GIVEN EXERCISE
Find each line containing the string "files" and return it.

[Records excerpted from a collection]
--- Start ---

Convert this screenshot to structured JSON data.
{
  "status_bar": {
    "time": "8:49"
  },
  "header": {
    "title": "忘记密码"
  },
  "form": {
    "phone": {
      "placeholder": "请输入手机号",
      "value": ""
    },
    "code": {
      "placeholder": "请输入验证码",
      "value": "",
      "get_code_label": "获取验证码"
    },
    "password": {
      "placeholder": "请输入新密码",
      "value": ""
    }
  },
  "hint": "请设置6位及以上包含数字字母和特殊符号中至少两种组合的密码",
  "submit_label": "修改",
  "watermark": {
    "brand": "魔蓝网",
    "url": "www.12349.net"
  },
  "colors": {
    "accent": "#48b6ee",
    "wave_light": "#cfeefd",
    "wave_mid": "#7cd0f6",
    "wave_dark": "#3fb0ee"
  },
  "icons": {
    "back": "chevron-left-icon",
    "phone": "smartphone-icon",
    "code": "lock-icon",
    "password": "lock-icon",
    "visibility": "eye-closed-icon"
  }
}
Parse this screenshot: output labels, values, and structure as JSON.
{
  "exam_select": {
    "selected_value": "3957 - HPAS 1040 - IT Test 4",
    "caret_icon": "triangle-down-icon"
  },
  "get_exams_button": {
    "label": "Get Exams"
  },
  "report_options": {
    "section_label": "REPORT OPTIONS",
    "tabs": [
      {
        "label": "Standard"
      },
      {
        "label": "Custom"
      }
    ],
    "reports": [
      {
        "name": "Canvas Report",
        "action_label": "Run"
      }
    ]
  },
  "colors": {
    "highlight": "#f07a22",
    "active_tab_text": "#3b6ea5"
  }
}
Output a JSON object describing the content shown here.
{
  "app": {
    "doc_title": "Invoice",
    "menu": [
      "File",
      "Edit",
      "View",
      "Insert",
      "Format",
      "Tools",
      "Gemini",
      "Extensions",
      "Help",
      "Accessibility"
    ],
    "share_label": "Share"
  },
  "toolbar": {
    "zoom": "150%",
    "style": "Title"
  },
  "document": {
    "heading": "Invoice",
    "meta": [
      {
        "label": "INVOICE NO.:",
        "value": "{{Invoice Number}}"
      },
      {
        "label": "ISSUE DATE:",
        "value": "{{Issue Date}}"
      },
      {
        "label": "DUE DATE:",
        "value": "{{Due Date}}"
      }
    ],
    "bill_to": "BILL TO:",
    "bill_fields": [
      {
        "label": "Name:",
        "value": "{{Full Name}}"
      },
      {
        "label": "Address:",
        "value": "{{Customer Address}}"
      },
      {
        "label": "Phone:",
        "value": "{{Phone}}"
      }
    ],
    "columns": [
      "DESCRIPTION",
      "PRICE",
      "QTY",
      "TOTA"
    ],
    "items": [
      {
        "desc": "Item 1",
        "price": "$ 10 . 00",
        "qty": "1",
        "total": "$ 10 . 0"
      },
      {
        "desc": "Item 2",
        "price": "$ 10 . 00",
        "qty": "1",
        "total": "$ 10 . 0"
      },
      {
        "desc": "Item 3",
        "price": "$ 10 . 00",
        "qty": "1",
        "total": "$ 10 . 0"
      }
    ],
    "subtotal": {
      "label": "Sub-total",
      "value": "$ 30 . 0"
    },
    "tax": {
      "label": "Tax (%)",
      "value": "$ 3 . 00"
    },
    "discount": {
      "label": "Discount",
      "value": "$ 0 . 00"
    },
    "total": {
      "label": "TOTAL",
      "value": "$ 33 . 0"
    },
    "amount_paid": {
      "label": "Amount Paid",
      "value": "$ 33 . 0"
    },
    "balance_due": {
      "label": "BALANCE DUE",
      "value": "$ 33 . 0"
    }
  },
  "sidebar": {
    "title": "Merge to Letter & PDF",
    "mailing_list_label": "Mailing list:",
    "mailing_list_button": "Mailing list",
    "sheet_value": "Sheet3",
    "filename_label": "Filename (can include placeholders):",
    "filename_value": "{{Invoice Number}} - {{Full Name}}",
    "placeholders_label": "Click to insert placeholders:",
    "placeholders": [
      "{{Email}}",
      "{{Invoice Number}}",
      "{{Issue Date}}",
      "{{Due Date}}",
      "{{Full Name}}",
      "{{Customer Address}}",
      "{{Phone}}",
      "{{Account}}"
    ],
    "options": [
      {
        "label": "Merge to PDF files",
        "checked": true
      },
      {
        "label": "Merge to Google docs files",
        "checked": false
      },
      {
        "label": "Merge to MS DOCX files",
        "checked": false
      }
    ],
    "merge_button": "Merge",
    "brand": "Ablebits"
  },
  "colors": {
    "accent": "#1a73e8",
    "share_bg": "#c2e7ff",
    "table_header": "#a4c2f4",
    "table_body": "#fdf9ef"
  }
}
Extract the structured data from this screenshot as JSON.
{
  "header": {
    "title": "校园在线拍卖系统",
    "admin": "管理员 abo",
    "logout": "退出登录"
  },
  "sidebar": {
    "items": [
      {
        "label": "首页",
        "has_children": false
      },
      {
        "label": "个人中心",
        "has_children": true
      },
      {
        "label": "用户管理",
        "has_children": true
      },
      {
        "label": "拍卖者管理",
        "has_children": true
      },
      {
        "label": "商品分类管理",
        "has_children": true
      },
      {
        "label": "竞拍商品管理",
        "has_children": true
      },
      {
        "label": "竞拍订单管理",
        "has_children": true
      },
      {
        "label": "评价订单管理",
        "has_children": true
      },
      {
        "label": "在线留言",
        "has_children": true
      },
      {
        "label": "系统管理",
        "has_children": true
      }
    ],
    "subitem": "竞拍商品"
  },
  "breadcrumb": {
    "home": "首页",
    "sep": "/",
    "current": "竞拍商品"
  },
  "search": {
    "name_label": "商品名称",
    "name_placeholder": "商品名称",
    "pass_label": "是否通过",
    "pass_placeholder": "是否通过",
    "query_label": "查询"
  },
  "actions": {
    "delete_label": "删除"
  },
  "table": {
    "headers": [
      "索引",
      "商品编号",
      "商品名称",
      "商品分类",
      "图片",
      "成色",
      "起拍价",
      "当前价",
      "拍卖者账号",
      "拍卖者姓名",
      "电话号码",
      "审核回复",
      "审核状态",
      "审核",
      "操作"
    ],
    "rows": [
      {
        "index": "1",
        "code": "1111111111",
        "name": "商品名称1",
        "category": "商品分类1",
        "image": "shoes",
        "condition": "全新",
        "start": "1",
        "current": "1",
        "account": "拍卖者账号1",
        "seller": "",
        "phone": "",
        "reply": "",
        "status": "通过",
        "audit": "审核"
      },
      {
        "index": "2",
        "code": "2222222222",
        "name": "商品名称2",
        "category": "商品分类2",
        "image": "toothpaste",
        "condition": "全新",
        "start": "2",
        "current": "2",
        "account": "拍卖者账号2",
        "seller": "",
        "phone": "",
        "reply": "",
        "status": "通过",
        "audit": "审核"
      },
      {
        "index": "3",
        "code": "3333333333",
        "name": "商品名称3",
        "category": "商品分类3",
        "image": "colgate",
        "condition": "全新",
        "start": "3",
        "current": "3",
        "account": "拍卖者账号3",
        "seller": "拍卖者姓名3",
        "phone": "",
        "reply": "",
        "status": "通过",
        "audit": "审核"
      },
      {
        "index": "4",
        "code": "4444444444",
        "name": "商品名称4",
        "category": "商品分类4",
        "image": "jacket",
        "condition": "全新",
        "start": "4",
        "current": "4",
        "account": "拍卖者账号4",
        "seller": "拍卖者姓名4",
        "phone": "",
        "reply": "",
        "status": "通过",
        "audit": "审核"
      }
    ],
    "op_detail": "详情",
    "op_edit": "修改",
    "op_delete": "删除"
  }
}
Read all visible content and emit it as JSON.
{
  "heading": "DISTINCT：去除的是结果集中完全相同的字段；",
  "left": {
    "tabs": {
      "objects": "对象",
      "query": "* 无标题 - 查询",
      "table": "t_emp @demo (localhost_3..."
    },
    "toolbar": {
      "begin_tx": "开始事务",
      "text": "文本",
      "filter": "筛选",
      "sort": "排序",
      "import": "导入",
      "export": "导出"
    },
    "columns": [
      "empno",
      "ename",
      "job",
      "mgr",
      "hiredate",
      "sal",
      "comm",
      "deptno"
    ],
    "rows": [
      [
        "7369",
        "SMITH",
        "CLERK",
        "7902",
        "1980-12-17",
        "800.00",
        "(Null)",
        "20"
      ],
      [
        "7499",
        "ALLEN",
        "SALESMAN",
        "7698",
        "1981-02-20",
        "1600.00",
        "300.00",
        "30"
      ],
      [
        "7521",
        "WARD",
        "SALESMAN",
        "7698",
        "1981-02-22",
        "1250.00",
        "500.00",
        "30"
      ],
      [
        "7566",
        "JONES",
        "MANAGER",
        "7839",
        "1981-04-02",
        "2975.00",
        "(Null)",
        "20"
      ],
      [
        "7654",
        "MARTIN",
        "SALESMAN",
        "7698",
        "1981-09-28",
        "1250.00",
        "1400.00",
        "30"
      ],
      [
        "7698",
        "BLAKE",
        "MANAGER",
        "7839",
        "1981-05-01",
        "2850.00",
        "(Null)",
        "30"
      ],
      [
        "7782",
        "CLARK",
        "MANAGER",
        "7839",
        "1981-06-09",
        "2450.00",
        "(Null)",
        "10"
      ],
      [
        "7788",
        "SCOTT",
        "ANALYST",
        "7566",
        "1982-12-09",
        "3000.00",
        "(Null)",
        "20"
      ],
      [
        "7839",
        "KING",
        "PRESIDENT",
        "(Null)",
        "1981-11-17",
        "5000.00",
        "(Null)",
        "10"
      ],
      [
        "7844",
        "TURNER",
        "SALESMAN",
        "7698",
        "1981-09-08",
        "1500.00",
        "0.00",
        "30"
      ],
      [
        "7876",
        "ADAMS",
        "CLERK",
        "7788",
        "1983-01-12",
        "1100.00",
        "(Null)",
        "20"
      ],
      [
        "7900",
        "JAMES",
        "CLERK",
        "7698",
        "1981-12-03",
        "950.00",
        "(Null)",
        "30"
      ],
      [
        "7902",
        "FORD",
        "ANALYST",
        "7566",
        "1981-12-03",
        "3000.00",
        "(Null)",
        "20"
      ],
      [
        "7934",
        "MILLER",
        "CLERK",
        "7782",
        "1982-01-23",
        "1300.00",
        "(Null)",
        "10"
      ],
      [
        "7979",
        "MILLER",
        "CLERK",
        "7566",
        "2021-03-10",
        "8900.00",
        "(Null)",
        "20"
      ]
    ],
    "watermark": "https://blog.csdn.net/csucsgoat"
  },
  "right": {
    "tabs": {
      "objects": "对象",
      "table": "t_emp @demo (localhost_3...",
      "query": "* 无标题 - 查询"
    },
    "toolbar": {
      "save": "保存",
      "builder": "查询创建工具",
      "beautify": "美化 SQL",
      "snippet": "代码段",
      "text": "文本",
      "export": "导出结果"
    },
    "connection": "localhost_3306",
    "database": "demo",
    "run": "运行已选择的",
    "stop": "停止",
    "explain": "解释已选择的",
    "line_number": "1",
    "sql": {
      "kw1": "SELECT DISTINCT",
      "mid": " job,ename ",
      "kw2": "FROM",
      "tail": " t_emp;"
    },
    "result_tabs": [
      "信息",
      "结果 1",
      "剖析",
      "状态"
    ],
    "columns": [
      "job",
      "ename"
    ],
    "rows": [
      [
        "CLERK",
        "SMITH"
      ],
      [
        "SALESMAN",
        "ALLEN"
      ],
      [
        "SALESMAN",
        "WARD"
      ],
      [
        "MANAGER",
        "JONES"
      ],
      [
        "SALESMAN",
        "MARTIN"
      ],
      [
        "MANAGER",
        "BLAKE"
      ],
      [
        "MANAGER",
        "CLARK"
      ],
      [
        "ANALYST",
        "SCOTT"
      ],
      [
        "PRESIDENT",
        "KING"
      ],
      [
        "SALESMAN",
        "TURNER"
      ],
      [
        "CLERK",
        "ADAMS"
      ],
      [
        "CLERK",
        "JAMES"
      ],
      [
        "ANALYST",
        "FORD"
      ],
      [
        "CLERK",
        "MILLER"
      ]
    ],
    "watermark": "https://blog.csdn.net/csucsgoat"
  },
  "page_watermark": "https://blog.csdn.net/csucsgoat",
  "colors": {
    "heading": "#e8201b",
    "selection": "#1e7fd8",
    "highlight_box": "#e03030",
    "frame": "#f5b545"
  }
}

--- End ---

EXERCISE RESULT
        "label": "Merge to PDF files",
        "label": "Merge to Google docs files",
        "label": "Merge to MS DOCX files",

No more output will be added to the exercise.